- [Dataset]
•••
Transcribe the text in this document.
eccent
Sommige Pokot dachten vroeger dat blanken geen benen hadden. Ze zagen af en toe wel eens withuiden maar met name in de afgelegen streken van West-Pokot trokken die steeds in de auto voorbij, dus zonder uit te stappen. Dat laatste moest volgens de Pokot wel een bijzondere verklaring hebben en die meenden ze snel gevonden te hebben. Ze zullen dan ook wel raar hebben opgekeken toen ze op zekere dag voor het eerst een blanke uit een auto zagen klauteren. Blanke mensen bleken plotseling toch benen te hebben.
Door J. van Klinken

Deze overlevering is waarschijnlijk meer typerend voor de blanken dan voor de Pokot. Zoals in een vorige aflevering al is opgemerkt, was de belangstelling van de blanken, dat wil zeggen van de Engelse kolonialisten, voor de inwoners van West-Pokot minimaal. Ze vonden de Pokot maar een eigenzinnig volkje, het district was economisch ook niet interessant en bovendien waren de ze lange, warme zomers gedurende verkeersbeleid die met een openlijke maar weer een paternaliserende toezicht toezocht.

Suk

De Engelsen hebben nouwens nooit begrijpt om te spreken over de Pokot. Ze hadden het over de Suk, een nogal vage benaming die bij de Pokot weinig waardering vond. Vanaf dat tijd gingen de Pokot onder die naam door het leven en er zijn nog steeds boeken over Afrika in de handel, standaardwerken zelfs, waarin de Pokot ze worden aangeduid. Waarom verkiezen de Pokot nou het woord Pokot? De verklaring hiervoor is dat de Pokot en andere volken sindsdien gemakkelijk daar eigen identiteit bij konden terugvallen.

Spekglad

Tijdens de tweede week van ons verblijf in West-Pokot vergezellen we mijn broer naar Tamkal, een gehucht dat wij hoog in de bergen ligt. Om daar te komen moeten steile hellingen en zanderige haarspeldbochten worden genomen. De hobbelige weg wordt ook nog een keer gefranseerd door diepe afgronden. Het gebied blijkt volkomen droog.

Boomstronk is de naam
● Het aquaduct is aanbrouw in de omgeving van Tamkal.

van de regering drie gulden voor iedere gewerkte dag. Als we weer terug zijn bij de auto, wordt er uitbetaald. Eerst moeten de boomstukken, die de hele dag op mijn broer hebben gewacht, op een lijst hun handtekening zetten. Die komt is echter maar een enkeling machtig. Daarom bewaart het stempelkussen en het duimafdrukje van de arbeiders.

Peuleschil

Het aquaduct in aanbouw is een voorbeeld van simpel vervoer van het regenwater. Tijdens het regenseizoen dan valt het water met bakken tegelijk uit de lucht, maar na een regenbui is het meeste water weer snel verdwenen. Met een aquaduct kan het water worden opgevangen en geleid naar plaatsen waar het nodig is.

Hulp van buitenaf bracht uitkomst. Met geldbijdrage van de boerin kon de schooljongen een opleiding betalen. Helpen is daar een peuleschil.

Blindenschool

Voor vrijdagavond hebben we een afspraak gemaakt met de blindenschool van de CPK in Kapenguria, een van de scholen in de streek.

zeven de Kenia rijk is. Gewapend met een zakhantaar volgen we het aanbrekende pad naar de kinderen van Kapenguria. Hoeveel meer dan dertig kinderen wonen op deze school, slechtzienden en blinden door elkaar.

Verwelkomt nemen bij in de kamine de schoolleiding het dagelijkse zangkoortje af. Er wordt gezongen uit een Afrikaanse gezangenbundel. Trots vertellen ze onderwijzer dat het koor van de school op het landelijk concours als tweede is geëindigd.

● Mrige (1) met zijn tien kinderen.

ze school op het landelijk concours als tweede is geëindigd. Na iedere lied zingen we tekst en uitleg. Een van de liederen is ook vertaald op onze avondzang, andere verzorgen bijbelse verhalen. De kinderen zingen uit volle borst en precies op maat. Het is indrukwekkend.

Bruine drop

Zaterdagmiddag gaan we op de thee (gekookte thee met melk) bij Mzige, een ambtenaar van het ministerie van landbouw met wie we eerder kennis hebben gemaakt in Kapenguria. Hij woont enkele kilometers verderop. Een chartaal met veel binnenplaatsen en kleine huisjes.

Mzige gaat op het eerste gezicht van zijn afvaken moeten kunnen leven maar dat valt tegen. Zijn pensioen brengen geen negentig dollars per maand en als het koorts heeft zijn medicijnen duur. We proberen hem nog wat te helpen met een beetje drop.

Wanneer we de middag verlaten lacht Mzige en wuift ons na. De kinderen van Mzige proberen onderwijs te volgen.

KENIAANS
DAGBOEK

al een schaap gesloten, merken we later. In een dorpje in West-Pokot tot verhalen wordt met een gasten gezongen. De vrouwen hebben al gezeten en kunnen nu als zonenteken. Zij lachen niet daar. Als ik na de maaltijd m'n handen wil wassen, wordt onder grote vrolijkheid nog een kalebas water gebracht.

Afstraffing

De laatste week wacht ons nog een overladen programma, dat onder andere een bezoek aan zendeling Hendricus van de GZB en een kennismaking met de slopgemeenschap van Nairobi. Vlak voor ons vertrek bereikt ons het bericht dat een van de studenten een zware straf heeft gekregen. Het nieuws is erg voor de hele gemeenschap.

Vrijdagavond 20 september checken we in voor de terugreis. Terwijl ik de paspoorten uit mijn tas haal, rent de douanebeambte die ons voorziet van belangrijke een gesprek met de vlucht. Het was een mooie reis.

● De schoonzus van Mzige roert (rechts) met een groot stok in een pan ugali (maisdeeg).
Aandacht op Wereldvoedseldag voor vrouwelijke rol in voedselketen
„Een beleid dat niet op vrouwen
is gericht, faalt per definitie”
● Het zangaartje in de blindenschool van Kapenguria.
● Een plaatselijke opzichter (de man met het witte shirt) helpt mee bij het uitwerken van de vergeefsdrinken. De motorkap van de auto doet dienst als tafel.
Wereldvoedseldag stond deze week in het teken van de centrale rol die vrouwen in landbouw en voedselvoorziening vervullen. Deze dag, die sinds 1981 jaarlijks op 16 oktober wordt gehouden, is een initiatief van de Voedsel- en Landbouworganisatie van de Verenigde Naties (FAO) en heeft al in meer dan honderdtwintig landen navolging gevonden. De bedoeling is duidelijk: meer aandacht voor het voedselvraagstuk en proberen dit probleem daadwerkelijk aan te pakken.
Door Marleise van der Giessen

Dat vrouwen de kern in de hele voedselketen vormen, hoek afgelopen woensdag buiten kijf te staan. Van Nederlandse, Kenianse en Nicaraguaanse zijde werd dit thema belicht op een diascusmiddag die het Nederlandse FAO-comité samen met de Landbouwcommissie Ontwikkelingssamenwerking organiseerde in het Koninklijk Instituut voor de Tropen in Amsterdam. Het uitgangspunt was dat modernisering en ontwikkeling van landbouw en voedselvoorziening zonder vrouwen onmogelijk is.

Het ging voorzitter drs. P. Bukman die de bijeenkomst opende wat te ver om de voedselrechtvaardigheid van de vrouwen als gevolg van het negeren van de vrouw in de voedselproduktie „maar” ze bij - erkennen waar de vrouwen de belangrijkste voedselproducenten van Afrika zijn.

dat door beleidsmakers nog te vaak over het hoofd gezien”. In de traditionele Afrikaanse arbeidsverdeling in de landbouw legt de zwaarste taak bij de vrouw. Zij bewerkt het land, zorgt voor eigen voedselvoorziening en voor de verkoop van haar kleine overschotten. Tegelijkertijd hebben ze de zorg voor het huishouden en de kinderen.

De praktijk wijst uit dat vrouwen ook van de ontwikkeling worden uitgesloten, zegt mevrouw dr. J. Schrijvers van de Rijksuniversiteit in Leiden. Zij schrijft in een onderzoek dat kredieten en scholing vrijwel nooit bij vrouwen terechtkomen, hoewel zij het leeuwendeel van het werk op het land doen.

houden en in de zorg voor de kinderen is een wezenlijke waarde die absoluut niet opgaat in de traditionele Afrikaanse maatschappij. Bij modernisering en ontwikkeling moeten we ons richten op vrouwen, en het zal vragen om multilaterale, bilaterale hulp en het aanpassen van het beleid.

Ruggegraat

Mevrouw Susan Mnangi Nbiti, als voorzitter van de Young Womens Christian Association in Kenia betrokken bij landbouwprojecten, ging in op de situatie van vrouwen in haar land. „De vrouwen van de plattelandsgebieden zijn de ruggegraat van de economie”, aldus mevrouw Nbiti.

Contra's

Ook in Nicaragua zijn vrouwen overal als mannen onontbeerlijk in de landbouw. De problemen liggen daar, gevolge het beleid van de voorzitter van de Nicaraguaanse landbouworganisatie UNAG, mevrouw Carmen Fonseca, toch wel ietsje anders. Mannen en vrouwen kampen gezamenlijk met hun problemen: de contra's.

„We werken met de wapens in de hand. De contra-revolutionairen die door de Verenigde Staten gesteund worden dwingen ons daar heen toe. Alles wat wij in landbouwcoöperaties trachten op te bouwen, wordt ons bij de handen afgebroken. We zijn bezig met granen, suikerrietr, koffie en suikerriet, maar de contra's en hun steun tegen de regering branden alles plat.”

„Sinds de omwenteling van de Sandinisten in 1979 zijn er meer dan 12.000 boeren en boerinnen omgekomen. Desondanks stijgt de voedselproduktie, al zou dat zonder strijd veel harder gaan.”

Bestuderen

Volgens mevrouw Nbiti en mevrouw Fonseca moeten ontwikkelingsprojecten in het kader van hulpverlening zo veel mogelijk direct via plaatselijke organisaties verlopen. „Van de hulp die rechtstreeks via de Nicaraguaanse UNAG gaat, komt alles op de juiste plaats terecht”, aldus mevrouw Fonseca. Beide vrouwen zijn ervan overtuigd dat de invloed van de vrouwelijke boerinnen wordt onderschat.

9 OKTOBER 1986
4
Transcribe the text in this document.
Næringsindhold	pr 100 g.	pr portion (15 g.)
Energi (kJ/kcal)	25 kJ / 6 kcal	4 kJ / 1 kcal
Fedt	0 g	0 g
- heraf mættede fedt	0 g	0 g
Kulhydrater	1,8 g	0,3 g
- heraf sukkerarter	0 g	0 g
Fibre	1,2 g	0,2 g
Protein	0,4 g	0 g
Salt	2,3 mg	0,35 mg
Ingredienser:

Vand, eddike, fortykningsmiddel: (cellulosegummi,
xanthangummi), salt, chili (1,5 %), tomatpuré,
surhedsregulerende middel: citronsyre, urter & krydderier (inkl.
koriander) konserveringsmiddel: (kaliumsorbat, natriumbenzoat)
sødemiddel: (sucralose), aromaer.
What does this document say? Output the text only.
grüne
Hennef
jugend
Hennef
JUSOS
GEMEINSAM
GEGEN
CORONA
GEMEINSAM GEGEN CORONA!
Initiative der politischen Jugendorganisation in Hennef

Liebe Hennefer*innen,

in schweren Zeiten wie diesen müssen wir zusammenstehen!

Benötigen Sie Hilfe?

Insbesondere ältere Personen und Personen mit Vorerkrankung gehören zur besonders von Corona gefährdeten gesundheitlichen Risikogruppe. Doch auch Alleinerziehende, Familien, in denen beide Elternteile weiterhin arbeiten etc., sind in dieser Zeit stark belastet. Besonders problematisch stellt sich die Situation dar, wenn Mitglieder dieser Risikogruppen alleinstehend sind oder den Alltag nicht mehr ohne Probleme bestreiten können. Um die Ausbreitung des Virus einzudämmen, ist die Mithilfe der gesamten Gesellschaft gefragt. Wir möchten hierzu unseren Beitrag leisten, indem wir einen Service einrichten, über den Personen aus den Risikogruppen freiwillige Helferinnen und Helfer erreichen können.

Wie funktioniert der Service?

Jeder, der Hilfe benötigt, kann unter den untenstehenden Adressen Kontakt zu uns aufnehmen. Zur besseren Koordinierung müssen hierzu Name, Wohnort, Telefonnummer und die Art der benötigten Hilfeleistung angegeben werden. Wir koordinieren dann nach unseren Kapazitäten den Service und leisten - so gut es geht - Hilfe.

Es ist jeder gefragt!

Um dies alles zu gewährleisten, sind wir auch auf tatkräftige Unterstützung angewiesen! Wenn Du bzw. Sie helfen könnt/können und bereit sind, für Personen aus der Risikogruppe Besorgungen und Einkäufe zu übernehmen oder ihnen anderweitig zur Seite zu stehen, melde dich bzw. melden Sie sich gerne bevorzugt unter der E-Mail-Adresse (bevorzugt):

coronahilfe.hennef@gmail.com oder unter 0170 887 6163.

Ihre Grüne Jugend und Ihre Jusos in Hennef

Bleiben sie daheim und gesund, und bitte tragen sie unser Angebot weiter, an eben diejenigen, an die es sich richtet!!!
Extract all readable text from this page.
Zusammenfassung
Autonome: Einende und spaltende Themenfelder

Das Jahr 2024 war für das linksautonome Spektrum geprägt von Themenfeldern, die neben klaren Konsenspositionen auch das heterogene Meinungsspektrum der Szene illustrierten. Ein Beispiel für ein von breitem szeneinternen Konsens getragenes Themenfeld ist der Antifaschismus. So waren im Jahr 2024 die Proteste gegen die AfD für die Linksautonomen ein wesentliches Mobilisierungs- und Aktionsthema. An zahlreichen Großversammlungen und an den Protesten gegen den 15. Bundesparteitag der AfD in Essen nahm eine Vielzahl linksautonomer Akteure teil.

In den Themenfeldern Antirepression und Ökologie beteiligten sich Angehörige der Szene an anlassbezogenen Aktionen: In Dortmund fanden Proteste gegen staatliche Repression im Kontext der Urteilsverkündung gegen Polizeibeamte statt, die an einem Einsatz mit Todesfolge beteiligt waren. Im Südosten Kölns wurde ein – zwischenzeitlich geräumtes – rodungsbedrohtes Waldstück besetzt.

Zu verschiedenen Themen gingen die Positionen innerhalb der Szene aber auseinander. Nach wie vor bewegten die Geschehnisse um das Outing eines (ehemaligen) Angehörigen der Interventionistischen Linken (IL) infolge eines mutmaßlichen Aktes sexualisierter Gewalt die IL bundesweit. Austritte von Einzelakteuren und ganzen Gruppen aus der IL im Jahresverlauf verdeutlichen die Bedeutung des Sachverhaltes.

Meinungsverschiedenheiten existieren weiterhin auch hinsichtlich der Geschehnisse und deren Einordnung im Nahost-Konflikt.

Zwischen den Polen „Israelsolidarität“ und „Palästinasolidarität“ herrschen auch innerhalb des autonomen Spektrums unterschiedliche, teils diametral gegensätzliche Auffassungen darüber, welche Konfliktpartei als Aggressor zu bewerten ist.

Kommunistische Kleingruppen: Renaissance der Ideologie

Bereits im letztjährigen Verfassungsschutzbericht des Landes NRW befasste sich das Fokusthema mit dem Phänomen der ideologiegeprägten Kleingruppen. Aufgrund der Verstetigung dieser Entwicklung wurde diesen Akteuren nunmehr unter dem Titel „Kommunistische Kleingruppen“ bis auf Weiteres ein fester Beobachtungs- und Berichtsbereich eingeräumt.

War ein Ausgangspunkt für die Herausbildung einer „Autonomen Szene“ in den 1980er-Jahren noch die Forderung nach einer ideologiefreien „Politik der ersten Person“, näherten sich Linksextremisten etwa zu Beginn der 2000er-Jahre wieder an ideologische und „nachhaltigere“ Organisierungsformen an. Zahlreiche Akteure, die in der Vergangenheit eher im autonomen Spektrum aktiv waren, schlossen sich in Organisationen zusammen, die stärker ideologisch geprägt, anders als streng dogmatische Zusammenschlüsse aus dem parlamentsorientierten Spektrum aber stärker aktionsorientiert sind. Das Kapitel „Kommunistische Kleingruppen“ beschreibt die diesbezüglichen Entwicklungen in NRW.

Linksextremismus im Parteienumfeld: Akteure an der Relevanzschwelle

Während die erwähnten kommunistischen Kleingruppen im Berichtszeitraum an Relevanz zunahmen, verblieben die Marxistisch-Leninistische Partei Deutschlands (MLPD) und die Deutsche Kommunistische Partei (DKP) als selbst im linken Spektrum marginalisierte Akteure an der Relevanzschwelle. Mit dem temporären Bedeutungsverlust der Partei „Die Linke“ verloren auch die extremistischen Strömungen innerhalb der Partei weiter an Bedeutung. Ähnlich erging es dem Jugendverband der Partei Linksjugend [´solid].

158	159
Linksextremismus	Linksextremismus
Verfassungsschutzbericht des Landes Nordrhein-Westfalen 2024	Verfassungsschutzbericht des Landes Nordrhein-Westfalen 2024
•••
- [What the exercise asks]
Scan the entries above for the string "drop" and copy each line that contains it.

- [Finished exercise]
Bruine drop
Mzige gaat op het eerste gezicht van zijn afvaken moeten kunnen leven maar dat valt tegen. Zijn pensioen brengen geen negentig dollars per maand en als het koorts heeft zijn medicijnen duur. We proberen hem nog wat te helpen met een beetje drop.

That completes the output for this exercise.